Goal of the exercise
Rewrite the passage of the bowl description from "Light gray stoneware" up to and including "simple celadon vessel.", changing every "celadon" to "greenware".

Supplied text
Korea, Jeollanam-do province, Gangjin-gun, Yongun-ri

Conical bowl with everted rim, 10th/11th century

Light gray stoneware with blue-green celadon glaze

The John Yeon Collection; Gift of Richard Louis Brown, 2017.58.1

Bowls of this type were produced in great quantities to meet growing demand for tea bowls. The custom of drinking tea had been introduced to Korea from China and was especially in vogue during the Goryeo period, when the court endorsed Buddhism as the official state religion. The narrow foot and pale, even color of this example make for an elegantly simple celadon vessel.

Information supplied
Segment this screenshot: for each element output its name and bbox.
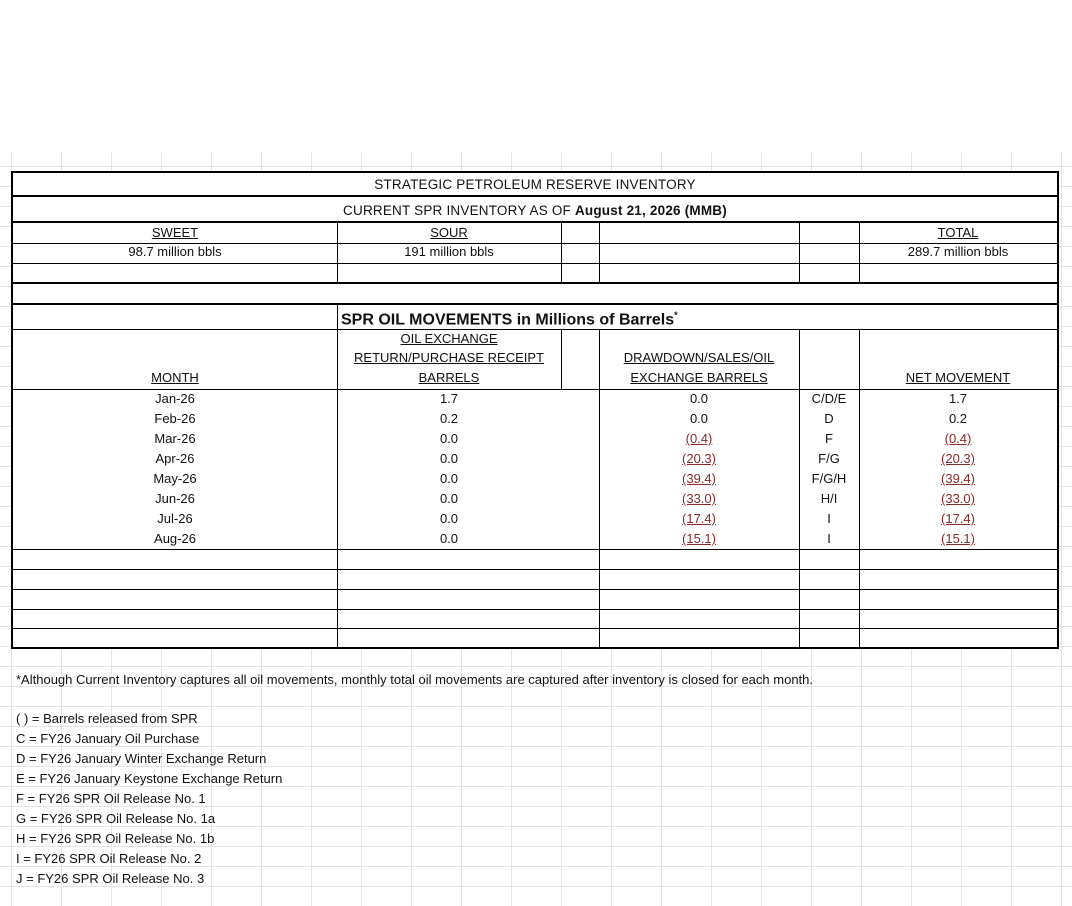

Exercise answer
Light gray stoneware with blue-green greenware glaze

The John Yeon Collection; Gift of Richard Louis Brown, 2017.58.1

Bowls of this type were produced in great quantities to meet growing demand for tea bowls. The custom of drinking tea had been introduced to Korea from China and was especially in vogue during the Goryeo period, when the court endorsed Buddhism as the official state religion. The narrow foot and pale, even color of this example make for an elegantly simple greenware vessel.